The Center has its origins in student activism in 2013, when undergraduate students in the Native American and Indigenous Students Alliance asked Northwestern’s administration to acknowledge university founder John Evans’s role in the 1864 Sand Creek Massacre. Evans was territorial governor of Colorado (a role that included acting as superintendent of Indian affairs in the territory) when United States soldiers killed around 209 Cheyenne and Arapaho men, women, and children, who had declared their peaceful intentions and placed themselves under the protection of the United States’s Fort Lyon.

In 2013, the Provost’s Office convened the John Evans Report Committee to explore Evans’s role in the Massacre and his relationship with Northwestern, resulting in the John Evans Report. Also in 2013, the University convened the Native American Outreach and Inclusion Task Force to recommend strategies to strengthen Northwestern’s relationship with Native American communities through recruitment efforts, academic programs, and campus support services. The Task Force recommended that the University fund an Indigenous Research Center.

Records supplied:
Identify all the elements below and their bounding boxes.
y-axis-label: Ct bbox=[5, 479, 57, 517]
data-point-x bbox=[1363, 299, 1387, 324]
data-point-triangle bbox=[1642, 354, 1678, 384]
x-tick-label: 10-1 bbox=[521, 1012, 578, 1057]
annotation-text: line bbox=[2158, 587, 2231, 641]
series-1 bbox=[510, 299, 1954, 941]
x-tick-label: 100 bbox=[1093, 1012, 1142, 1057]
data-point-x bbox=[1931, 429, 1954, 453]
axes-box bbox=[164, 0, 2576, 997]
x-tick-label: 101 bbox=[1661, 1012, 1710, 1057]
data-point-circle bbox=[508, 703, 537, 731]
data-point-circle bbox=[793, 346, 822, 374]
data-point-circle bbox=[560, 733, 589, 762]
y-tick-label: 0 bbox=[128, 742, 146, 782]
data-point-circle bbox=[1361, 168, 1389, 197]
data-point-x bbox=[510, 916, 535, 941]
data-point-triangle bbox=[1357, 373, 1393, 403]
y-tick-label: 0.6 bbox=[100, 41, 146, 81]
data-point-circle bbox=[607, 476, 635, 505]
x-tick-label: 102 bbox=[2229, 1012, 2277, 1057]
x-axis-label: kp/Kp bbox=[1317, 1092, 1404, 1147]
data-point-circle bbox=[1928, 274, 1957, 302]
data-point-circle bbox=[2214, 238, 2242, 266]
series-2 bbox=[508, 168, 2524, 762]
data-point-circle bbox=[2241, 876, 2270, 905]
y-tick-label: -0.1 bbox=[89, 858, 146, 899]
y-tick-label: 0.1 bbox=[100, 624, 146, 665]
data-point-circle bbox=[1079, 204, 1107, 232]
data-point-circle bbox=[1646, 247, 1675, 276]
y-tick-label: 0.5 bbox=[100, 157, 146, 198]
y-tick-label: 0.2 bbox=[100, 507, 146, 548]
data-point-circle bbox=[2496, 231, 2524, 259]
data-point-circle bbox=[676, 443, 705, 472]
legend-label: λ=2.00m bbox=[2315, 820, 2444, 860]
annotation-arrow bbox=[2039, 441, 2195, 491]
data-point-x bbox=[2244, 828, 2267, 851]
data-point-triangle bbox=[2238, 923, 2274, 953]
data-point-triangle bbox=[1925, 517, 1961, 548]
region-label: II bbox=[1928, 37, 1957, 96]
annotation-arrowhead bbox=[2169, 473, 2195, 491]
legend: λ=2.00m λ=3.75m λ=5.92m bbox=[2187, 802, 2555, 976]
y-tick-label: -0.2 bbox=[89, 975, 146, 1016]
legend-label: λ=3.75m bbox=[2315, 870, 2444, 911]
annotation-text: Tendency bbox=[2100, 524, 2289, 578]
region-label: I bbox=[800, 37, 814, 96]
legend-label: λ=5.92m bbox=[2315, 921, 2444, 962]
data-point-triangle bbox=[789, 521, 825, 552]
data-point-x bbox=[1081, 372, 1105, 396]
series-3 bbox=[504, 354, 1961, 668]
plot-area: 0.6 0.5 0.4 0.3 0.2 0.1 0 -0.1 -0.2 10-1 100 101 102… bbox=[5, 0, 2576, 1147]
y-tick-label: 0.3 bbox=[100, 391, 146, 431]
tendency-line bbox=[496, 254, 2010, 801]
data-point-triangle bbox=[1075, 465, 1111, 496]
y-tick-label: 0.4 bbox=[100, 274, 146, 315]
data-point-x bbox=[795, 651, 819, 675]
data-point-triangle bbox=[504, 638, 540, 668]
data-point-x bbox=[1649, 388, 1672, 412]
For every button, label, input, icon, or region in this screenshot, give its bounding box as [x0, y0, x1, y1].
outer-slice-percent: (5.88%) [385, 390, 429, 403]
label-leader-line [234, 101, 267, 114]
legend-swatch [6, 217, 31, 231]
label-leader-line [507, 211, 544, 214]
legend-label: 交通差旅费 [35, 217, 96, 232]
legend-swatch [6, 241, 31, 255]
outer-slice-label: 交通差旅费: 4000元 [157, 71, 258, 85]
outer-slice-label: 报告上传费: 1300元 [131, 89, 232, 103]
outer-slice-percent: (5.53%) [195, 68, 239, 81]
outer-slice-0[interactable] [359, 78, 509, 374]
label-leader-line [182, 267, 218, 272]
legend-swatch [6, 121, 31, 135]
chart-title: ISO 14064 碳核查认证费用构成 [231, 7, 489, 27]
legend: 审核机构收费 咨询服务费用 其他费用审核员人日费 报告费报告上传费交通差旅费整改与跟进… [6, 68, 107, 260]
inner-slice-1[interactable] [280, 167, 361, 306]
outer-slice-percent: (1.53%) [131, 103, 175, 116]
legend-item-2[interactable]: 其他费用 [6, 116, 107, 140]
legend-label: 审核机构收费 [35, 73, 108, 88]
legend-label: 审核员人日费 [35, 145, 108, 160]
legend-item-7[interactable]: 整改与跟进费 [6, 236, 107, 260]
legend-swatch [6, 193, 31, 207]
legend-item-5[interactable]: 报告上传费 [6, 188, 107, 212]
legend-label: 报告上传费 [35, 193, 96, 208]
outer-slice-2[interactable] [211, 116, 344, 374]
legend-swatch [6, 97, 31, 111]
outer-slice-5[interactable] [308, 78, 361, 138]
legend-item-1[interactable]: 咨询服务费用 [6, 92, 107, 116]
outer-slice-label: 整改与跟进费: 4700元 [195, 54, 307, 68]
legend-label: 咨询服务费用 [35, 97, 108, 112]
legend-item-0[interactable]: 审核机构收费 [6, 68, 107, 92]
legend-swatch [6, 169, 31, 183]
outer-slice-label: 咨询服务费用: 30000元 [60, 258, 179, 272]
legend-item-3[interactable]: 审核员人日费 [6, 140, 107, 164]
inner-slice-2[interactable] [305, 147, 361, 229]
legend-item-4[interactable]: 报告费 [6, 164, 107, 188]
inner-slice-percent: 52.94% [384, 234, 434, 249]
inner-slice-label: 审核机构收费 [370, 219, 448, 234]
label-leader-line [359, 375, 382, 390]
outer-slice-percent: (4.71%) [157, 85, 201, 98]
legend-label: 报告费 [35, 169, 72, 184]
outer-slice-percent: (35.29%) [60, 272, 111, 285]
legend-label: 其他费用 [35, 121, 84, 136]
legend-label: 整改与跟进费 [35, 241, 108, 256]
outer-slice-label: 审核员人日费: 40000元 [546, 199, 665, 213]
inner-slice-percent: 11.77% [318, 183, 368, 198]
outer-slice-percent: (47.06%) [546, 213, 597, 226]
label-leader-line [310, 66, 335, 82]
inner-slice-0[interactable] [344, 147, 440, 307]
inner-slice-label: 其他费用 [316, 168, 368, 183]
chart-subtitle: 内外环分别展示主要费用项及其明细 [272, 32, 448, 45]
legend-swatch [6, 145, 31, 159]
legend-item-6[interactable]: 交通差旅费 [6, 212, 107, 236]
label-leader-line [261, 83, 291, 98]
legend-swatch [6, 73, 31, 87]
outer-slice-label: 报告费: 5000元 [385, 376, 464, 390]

Stated exercise 1: Edit the passage on the Center's origins: write out everything from "The Center has" down to "States’s Fort Lyon.", replacing "around" with "approximately".
Stated exercise 2: Reproduce the listing exactly, everything from its first line down to and including the line containing "series-1 bbox=[510, 299, 1954, 941]".

Exercise result 1:
The Center has its origins in student activism in 2013, when undergraduate students in the Native American and Indigenous Students Alliance asked Northwestern’s administration to acknowledge university founder John Evans’s role in the 1864 Sand Creek Massacre. Evans was territorial governor of Colorado (a role that included acting as superintendent of Indian affairs in the territory) when United States soldiers killed approximately 209 Cheyenne and Arapaho men, women, and children, who had declared their peaceful intentions and placed themselves under the protection of the United States’s Fort Lyon.

Exercise result 2:
Identify all the elements below and their bounding boxes.
y-axis-label: Ct bbox=[5, 479, 57, 517]
data-point-x bbox=[1363, 299, 1387, 324]
data-point-triangle bbox=[1642, 354, 1678, 384]
x-tick-label: 10-1 bbox=[521, 1012, 578, 1057]
annotation-text: line bbox=[2158, 587, 2231, 641]
series-1 bbox=[510, 299, 1954, 941]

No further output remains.